* _Task objective_
Transcribe verbatim every line from the line containing "Serialize everything readable" to the end of the entries, including both endpoints. Output nothing beyond those lines.

* _Task inputs_
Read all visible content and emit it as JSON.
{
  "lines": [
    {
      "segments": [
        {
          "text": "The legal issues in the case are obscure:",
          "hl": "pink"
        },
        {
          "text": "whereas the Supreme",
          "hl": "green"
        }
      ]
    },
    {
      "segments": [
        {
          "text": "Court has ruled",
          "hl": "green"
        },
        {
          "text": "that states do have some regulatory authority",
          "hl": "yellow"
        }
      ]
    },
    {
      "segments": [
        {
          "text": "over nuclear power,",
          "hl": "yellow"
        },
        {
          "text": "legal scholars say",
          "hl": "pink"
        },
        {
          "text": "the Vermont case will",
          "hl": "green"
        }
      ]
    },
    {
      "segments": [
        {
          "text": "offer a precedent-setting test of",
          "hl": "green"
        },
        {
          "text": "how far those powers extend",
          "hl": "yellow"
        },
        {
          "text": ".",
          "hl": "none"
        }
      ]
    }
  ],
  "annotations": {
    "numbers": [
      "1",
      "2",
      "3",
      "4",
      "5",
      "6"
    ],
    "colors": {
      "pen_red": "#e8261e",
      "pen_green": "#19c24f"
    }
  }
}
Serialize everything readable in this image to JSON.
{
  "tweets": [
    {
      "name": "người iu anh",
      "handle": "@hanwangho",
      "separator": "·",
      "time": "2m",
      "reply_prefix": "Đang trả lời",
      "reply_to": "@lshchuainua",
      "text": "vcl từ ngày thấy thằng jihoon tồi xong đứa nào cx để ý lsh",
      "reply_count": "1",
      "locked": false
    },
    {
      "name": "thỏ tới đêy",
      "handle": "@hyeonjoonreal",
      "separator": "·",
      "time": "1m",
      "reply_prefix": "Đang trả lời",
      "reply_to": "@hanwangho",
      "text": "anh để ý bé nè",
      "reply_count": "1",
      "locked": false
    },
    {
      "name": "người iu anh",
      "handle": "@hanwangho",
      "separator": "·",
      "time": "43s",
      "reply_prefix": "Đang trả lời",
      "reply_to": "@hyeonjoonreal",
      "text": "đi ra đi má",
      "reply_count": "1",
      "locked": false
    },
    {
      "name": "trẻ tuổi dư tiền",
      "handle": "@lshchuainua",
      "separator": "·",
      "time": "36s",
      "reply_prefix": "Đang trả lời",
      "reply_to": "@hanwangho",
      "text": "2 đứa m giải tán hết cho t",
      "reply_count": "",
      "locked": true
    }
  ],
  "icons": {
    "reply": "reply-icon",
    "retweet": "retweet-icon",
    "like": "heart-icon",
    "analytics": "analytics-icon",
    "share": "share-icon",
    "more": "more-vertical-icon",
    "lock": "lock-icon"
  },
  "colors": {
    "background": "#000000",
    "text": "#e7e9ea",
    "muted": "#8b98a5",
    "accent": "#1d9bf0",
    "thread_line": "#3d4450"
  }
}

* _Written solution_
Serialize everything readable in this image to JSON.
{
  "tweets": [
    {
      "name": "người iu anh",
      "handle": "@hanwangho",
      "separator": "·",
      "time": "2m",
      "reply_prefix": "Đang trả lời",
      "reply_to": "@lshchuainua",
      "text": "vcl từ ngày thấy thằng jihoon tồi xong đứa nào cx để ý lsh",
      "reply_count": "1",
      "locked": false
    },
    {
      "name": "thỏ tới đêy",
      "handle": "@hyeonjoonreal",
      "separator": "·",
      "time": "1m",
      "reply_prefix": "Đang trả lời",
      "reply_to": "@hanwangho",
      "text": "anh để ý bé nè",
      "reply_count": "1",
      "locked": false
    },
    {
      "name": "người iu anh",
      "handle": "@hanwangho",
      "separator": "·",
      "time": "43s",
      "reply_prefix": "Đang trả lời",
      "reply_to": "@hyeonjoonreal",
      "text": "đi ra đi má",
      "reply_count": "1",
      "locked": false
    },
    {
      "name": "trẻ tuổi dư tiền",
      "handle": "@lshchuainua",
      "separator": "·",
      "time": "36s",
      "reply_prefix": "Đang trả lời",
      "reply_to": "@hanwangho",
      "text": "2 đứa m giải tán hết cho t",
      "reply_count": "",
      "locked": true
    }
  ],
  "icons": {
    "reply": "reply-icon",
    "retweet": "retweet-icon",
    "like": "heart-icon",
    "analytics": "analytics-icon",
    "share": "share-icon",
    "more": "more-vertical-icon",
    "lock": "lock-icon"
  },
  "colors": {
    "background": "#000000",
    "text": "#e7e9ea",
    "muted": "#8b98a5",
    "accent": "#1d9bf0",
    "thread_line": "#3d4450"
  }
}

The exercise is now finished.